* [Request]: Leave the pictures out and transcribe every record exactly.
· · · ·
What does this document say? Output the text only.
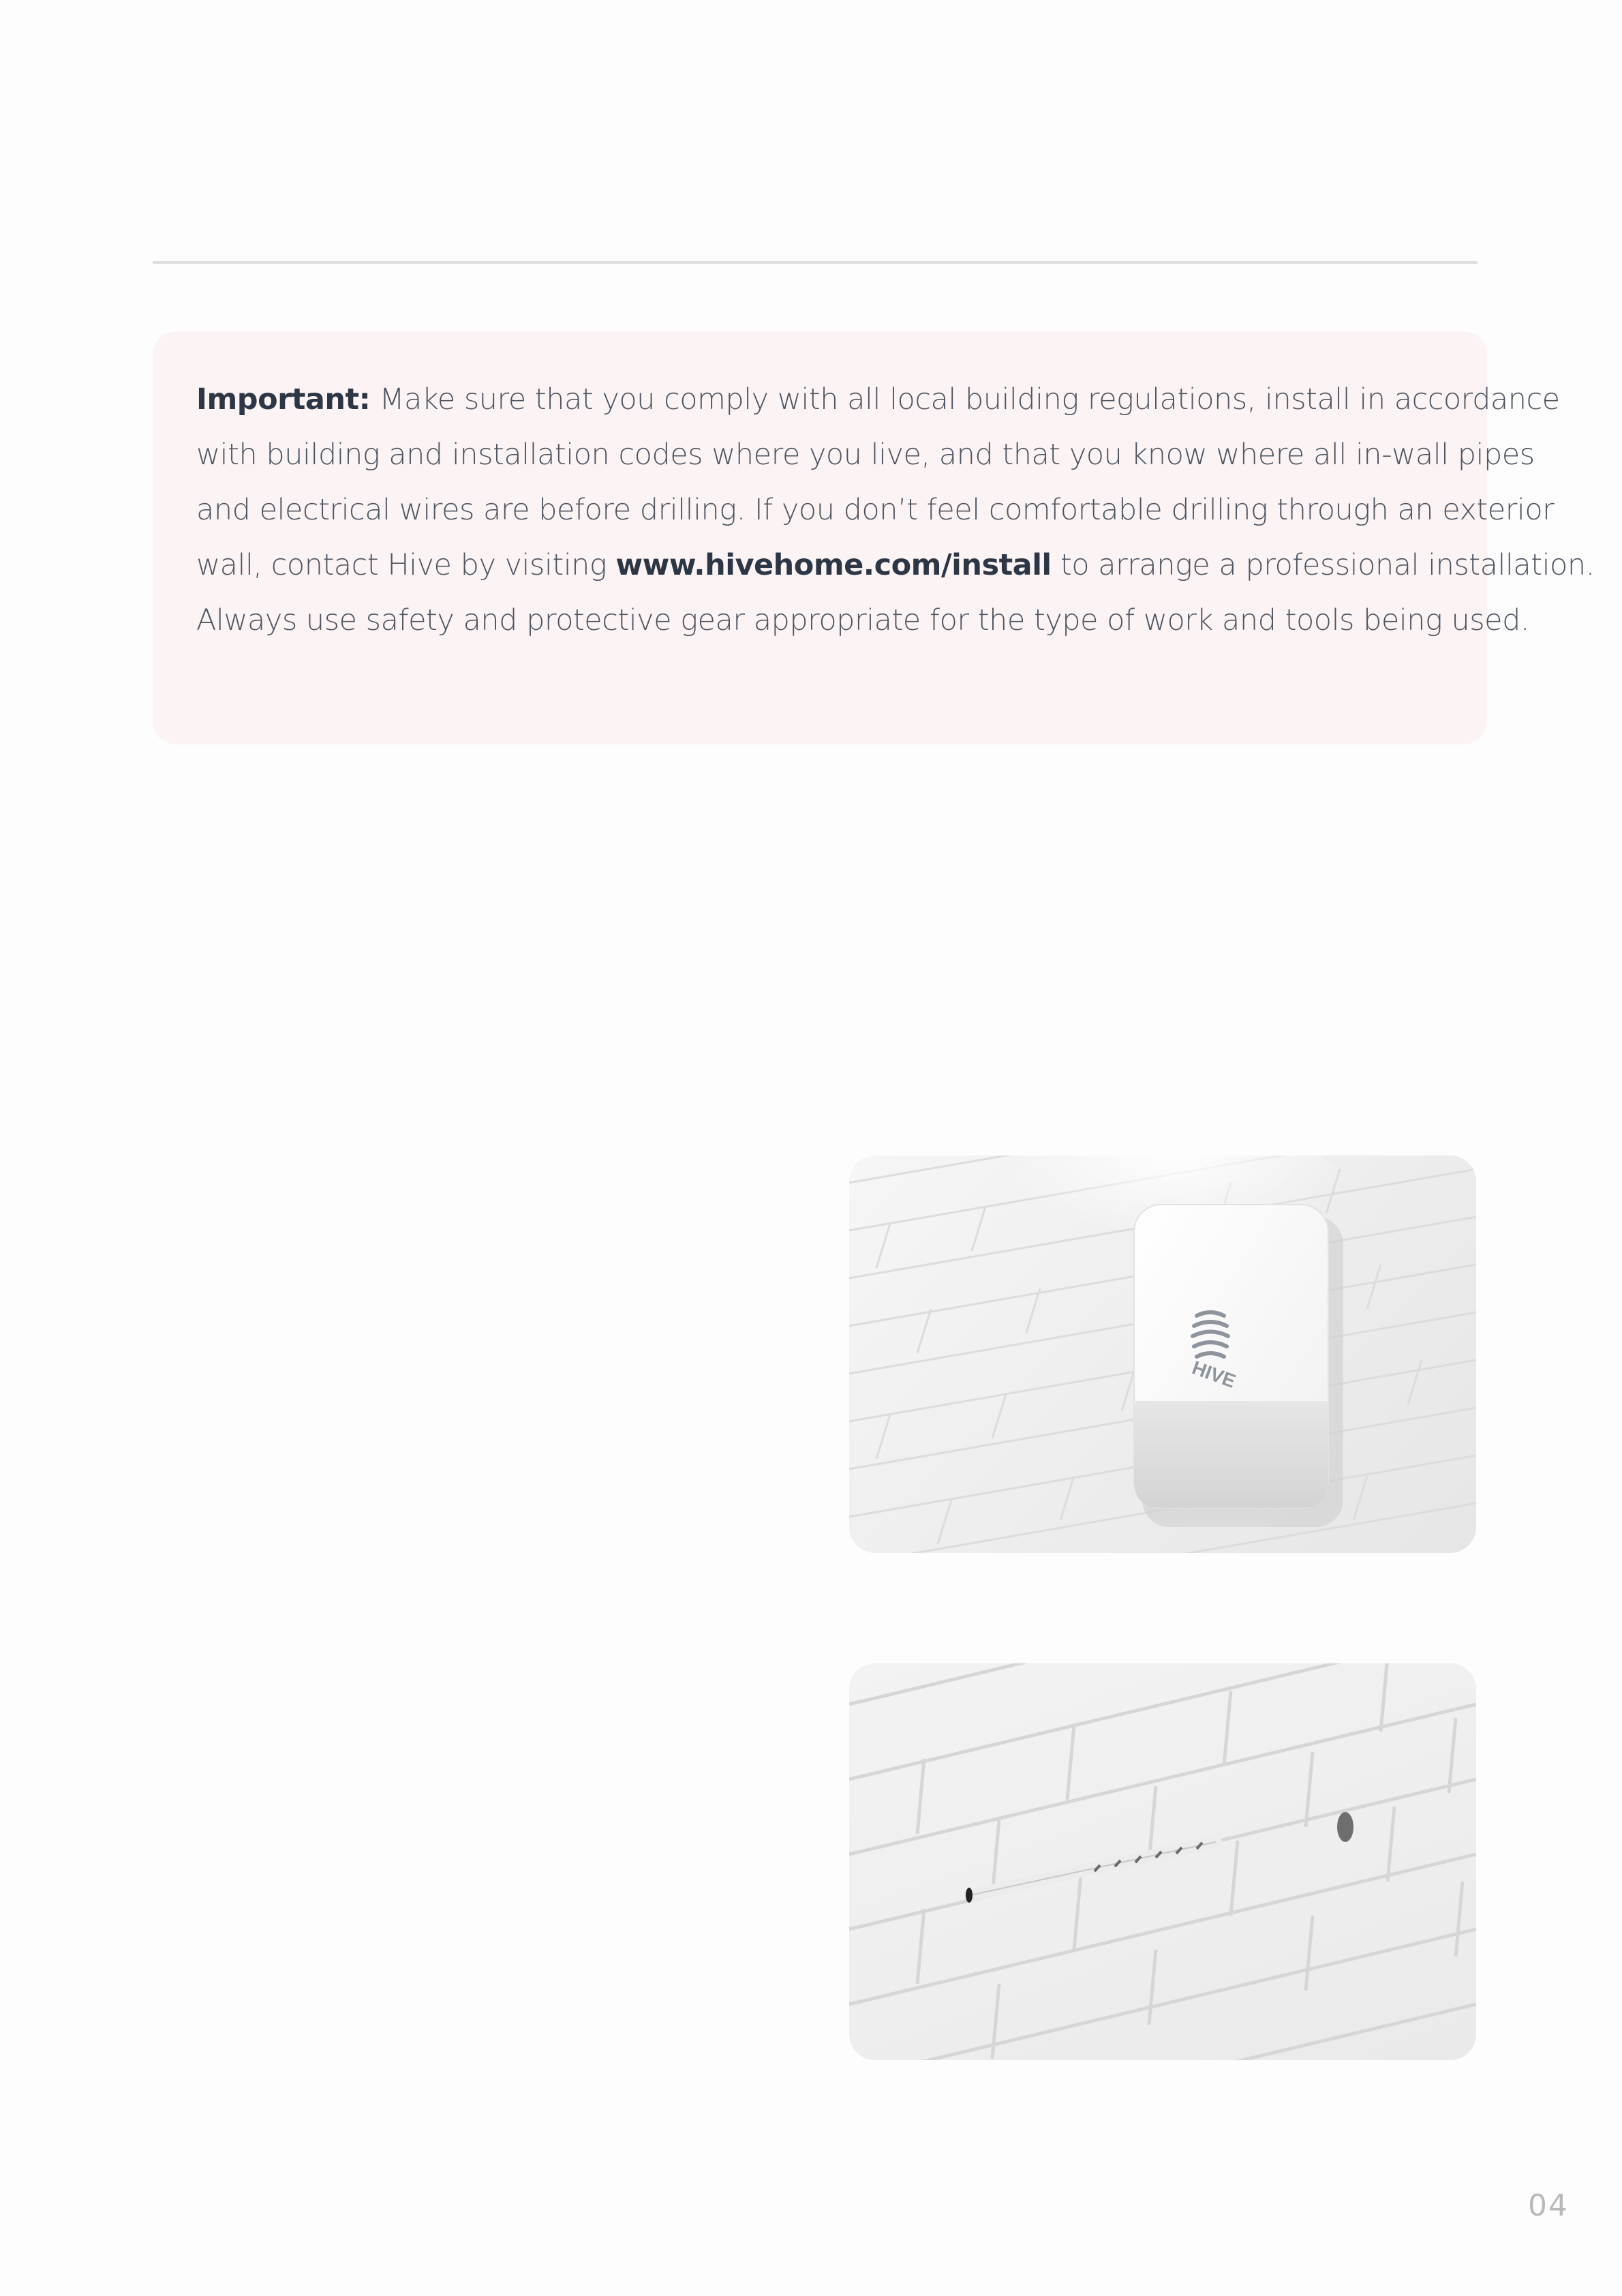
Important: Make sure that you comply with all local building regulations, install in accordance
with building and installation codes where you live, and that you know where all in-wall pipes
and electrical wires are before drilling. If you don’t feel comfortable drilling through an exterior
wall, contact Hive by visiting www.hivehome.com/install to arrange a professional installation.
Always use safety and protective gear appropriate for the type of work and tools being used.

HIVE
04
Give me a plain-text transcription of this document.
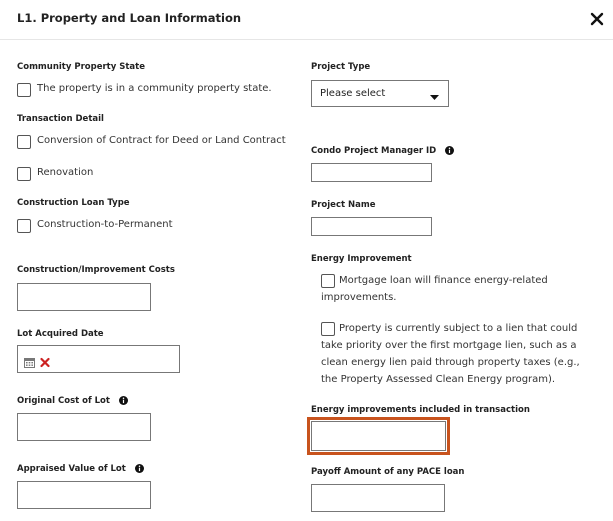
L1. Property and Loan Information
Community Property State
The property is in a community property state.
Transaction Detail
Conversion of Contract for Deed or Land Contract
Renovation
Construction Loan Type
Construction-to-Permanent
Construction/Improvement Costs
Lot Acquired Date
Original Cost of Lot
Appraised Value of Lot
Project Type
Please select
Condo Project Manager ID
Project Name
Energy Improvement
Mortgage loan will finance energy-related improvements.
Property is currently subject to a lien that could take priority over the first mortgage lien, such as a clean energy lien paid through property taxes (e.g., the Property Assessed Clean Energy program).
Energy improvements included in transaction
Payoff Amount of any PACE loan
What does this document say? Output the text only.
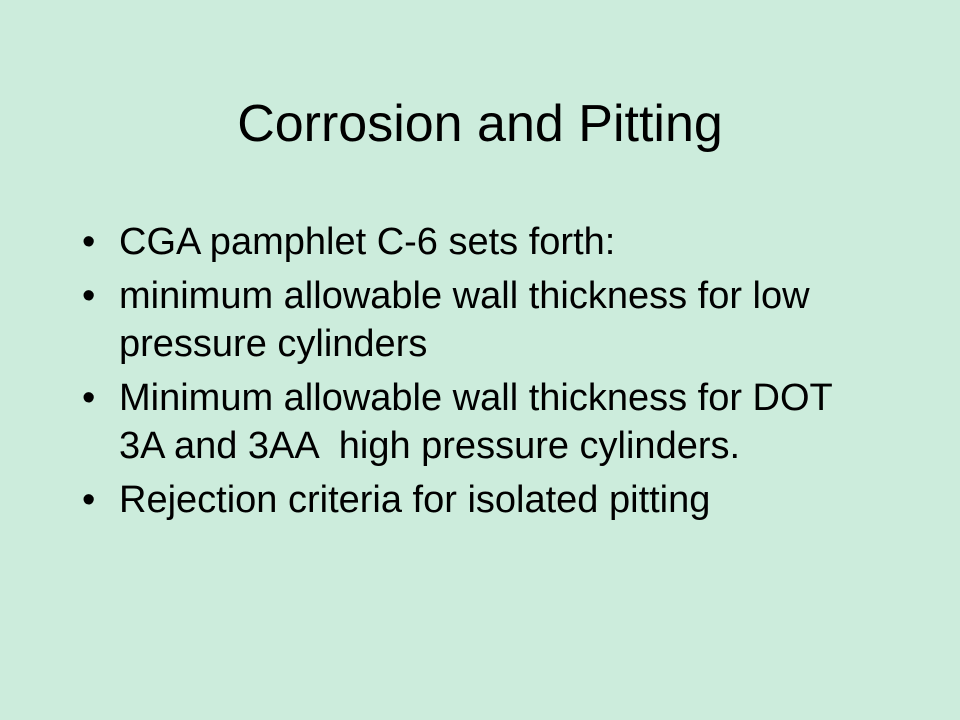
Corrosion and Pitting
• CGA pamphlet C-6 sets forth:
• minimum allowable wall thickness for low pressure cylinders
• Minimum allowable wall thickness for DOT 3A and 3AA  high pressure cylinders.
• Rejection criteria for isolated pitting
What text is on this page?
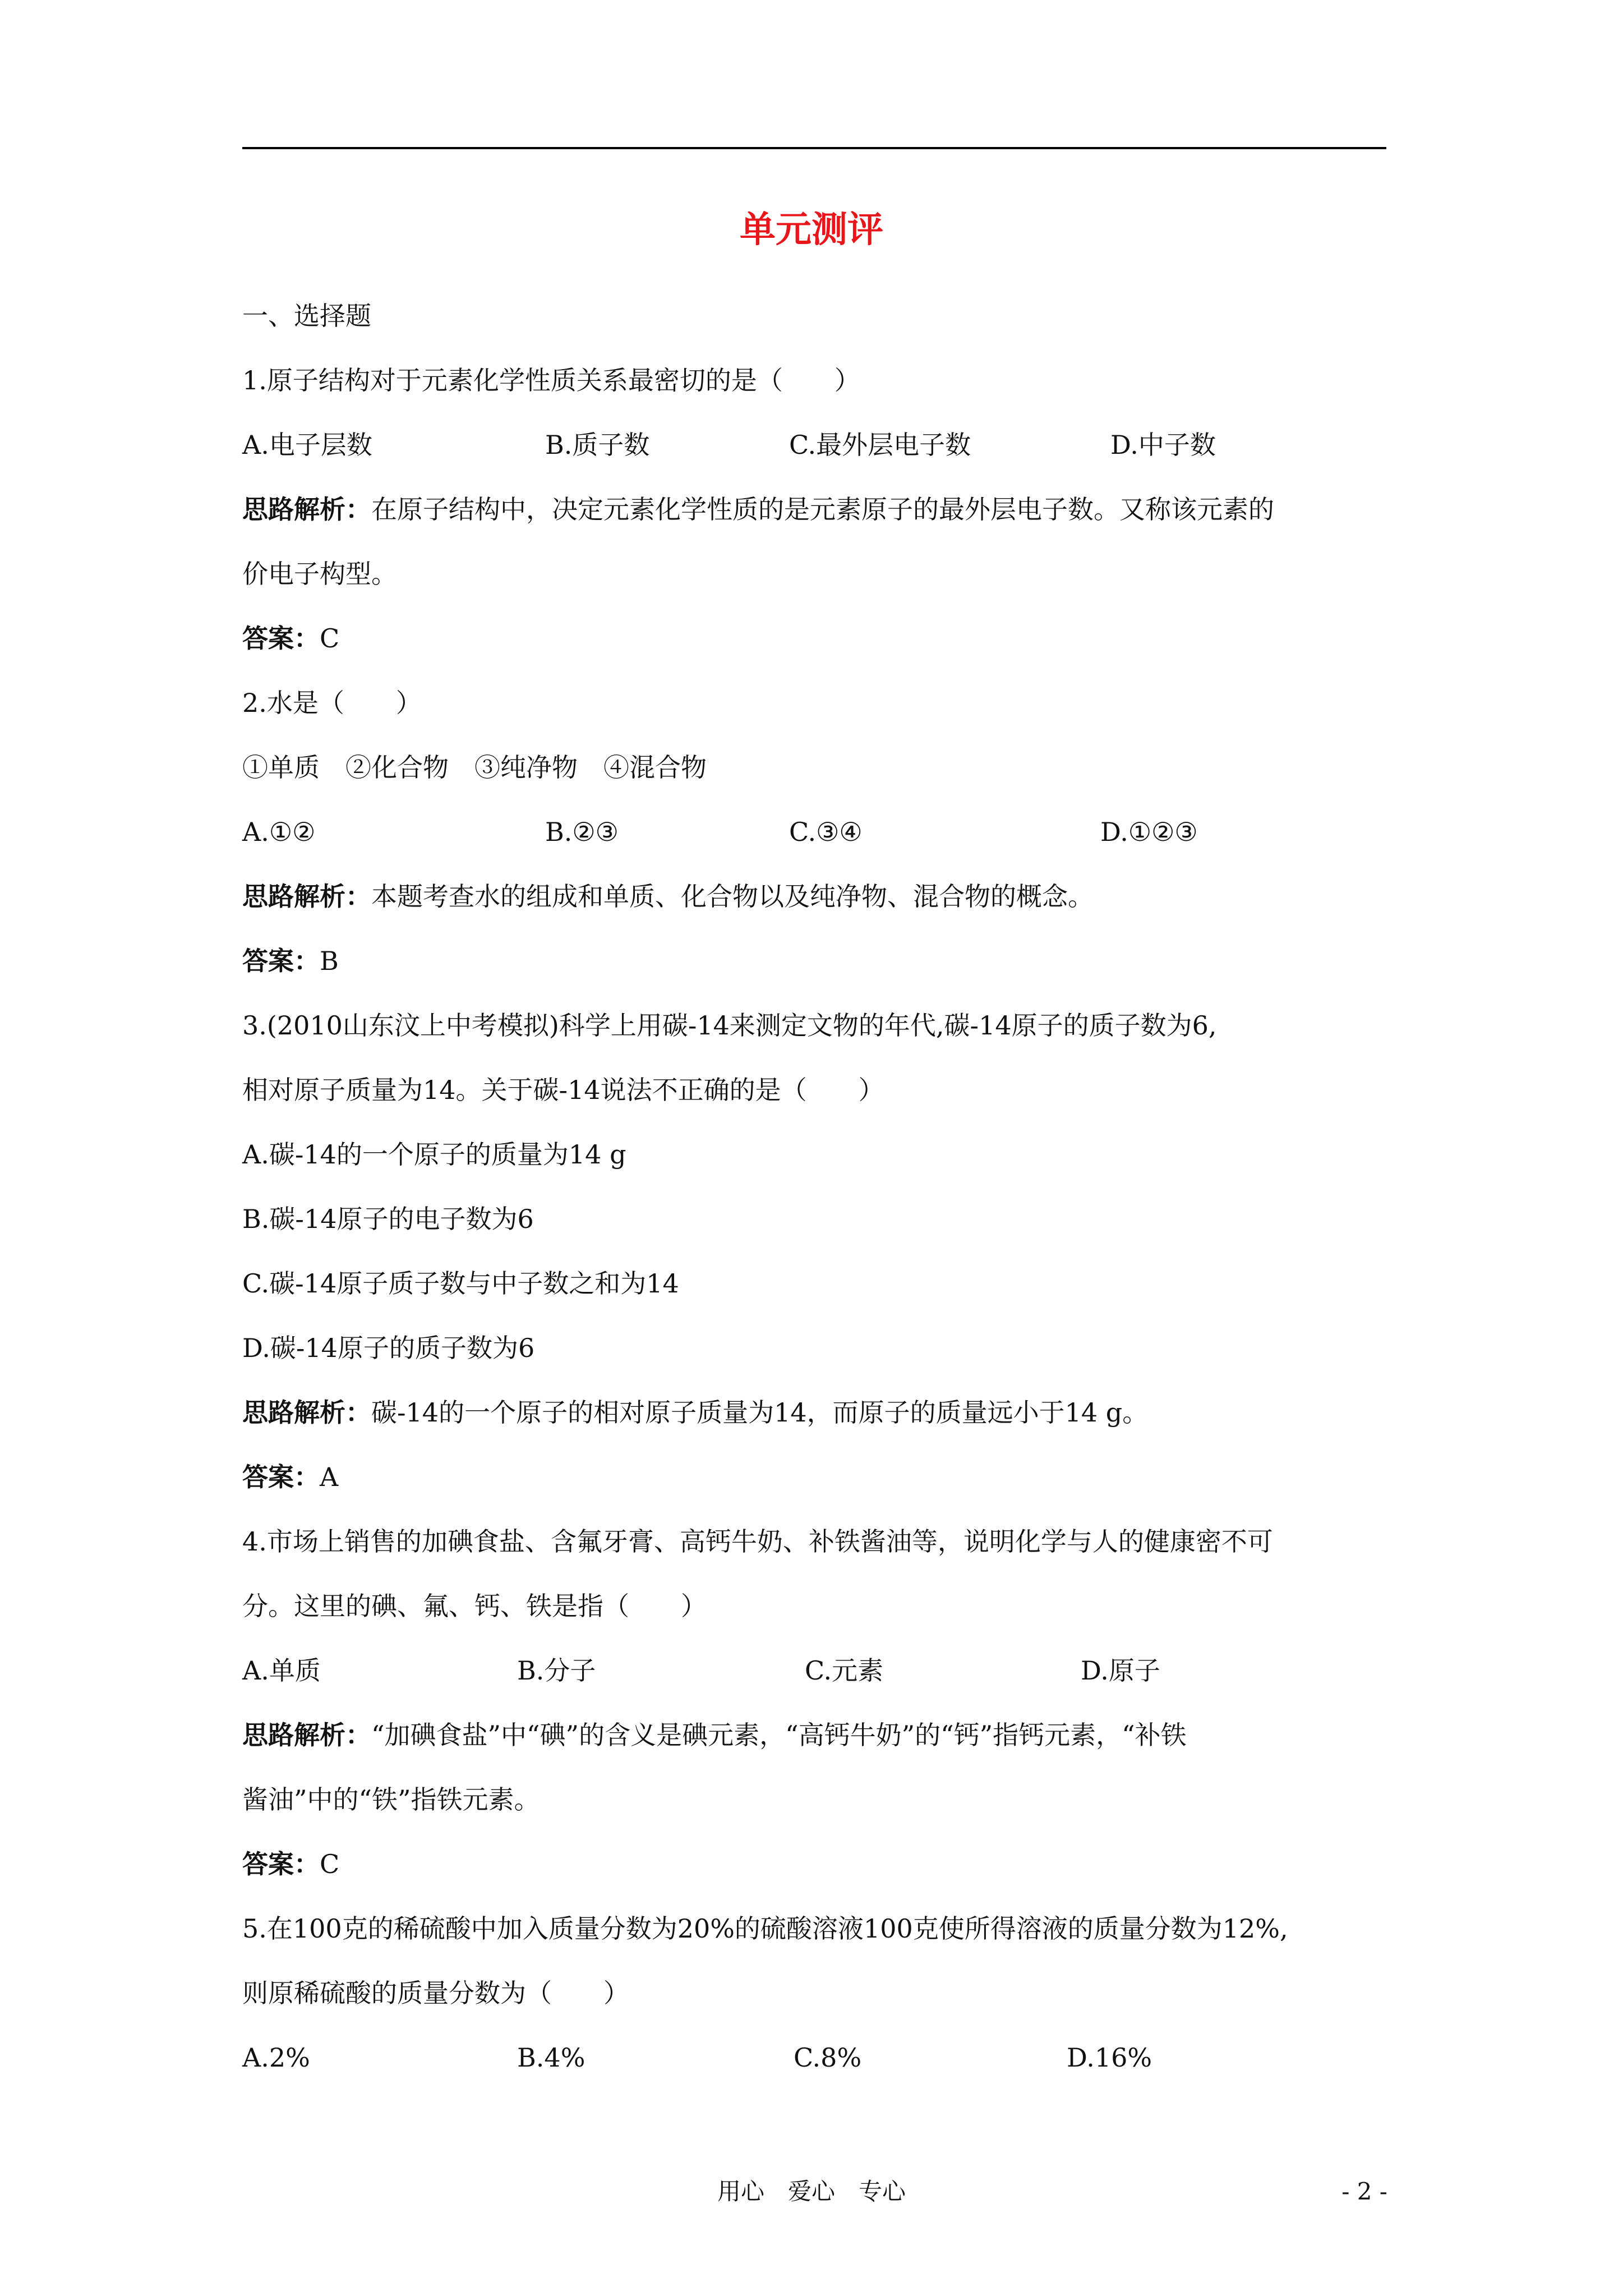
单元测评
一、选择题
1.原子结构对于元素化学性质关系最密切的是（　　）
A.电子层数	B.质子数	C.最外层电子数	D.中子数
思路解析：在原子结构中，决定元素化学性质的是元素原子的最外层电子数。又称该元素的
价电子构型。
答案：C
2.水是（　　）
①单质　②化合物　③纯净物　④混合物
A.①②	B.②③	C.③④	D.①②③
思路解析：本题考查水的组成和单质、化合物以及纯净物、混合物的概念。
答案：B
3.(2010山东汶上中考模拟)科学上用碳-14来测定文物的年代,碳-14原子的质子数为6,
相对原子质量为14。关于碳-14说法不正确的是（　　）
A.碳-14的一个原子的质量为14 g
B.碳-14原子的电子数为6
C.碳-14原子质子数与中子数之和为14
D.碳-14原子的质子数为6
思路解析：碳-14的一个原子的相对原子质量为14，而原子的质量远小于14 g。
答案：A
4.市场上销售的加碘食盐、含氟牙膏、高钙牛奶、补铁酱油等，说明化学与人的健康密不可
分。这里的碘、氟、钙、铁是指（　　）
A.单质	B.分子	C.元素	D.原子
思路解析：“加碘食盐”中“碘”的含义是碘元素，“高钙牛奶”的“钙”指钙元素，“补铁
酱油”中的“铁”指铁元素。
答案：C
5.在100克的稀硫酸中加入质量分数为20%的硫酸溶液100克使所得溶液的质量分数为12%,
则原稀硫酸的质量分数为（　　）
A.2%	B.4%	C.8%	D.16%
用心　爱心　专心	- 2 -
· · · ·
* [Correct answer]:
What does this document say? Output the text only.
Important: Make sure that you comply with all local building regulations, install in accordance
with building and installation codes where you live, and that you know where all in-wall pipes
and electrical wires are before drilling. If you don’t feel comfortable drilling through an exterior
wall, contact Hive by visiting www.hivehome.com/install to arrange a professional installation.
Always use safety and protective gear appropriate for the type of work and tools being used.

HIVE
04
Give me a plain-text transcription of this document.
L1. Property and Loan Information
Community Property State
The property is in a community property state.
Transaction Detail
Conversion of Contract for Deed or Land Contract
Renovation
Construction Loan Type
Construction-to-Permanent
Construction/Improvement Costs
Lot Acquired Date
Original Cost of Lot
Appraised Value of Lot
Project Type
Please select
Condo Project Manager ID
Project Name
Energy Improvement
Mortgage loan will finance energy-related improvements.
Property is currently subject to a lien that could take priority over the first mortgage lien, such as a clean energy lien paid through property taxes (e.g., the Property Assessed Clean Energy program).
Energy improvements included in transaction
Payoff Amount of any PACE loan
What does this document say? Output the text only.
Corrosion and Pitting
• CGA pamphlet C-6 sets forth:
• minimum allowable wall thickness for low pressure cylinders
• Minimum allowable wall thickness for DOT 3A and 3AA  high pressure cylinders.
• Rejection criteria for isolated pitting
What text is on this page?
单元测评
一、选择题
1.原子结构对于元素化学性质关系最密切的是（　　）
A.电子层数	B.质子数	C.最外层电子数	D.中子数
思路解析：在原子结构中，决定元素化学性质的是元素原子的最外层电子数。又称该元素的
价电子构型。
答案：C
2.水是（　　）
①单质　②化合物　③纯净物　④混合物
A.①②	B.②③	C.③④	D.①②③
思路解析：本题考查水的组成和单质、化合物以及纯净物、混合物的概念。
答案：B
3.(2010山东汶上中考模拟)科学上用碳-14来测定文物的年代,碳-14原子的质子数为6,
相对原子质量为14。关于碳-14说法不正确的是（　　）
A.碳-14的一个原子的质量为14 g
B.碳-14原子的电子数为6
C.碳-14原子质子数与中子数之和为14
D.碳-14原子的质子数为6
思路解析：碳-14的一个原子的相对原子质量为14，而原子的质量远小于14 g。
答案：A
4.市场上销售的加碘食盐、含氟牙膏、高钙牛奶、补铁酱油等，说明化学与人的健康密不可
分。这里的碘、氟、钙、铁是指（　　）
A.单质	B.分子	C.元素	D.原子
思路解析：“加碘食盐”中“碘”的含义是碘元素，“高钙牛奶”的“钙”指钙元素，“补铁
酱油”中的“铁”指铁元素。
答案：C
5.在100克的稀硫酸中加入质量分数为20%的硫酸溶液100克使所得溶液的质量分数为12%,
则原稀硫酸的质量分数为（　　）
A.2%	B.4%	C.8%	D.16%
用心　爱心　专心	- 2 -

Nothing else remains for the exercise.